Task directions | Select and copy out every line in the records containing "largo".

*** Stored data

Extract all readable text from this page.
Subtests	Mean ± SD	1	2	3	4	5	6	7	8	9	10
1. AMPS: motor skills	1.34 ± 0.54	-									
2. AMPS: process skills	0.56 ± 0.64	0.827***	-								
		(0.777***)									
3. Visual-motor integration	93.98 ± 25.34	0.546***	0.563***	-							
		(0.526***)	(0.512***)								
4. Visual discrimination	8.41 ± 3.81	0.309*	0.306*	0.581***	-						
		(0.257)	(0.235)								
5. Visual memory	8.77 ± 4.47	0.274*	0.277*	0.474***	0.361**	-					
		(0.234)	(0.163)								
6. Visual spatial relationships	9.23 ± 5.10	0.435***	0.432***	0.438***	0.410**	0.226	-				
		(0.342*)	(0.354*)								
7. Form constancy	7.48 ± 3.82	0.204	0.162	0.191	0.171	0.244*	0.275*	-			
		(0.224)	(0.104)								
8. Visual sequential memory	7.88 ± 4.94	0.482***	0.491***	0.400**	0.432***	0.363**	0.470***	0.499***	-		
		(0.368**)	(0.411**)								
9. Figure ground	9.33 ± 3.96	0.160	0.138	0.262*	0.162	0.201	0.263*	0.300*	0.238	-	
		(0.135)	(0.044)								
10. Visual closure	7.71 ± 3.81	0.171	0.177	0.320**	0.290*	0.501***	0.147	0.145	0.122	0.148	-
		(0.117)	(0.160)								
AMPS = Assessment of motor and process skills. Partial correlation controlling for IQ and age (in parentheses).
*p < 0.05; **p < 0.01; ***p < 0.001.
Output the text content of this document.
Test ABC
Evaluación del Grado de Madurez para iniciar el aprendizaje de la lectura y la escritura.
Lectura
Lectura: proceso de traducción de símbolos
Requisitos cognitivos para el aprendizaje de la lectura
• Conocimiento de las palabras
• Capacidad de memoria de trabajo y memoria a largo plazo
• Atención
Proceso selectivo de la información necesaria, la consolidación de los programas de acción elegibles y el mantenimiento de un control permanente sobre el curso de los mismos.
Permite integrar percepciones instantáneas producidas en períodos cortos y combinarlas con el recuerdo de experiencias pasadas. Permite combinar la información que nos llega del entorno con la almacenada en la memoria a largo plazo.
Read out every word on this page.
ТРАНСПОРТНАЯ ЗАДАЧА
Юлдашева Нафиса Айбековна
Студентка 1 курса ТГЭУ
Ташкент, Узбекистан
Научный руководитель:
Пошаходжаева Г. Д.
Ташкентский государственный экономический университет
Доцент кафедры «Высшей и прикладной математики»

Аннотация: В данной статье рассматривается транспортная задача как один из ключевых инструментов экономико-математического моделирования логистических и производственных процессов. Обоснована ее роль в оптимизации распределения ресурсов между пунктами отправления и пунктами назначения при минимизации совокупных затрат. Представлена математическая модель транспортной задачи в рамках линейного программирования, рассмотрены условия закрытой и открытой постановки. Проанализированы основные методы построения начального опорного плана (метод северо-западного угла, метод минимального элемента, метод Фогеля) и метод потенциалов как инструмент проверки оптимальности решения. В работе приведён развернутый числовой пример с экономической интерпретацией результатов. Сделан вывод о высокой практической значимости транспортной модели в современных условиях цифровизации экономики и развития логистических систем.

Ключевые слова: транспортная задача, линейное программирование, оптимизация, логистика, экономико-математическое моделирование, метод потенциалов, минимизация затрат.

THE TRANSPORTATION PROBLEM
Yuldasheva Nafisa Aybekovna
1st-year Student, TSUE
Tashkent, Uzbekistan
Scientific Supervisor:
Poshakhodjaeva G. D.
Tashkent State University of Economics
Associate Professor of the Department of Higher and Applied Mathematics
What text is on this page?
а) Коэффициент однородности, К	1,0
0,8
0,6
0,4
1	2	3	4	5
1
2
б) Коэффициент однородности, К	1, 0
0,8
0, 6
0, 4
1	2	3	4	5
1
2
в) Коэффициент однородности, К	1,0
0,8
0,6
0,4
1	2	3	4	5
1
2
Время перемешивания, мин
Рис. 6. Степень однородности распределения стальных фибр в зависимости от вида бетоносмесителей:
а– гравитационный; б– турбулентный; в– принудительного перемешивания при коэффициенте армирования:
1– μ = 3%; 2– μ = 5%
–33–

******

Response to the task |
• Capacidad de memoria de trabajo y memoria a largo plazo
Permite integrar percepciones instantáneas producidas en períodos cortos y combinarlas con el recuerdo de experiencias pasadas. Permite combinar la información que nos llega del entorno con la almacenada en la memoria a largo plazo.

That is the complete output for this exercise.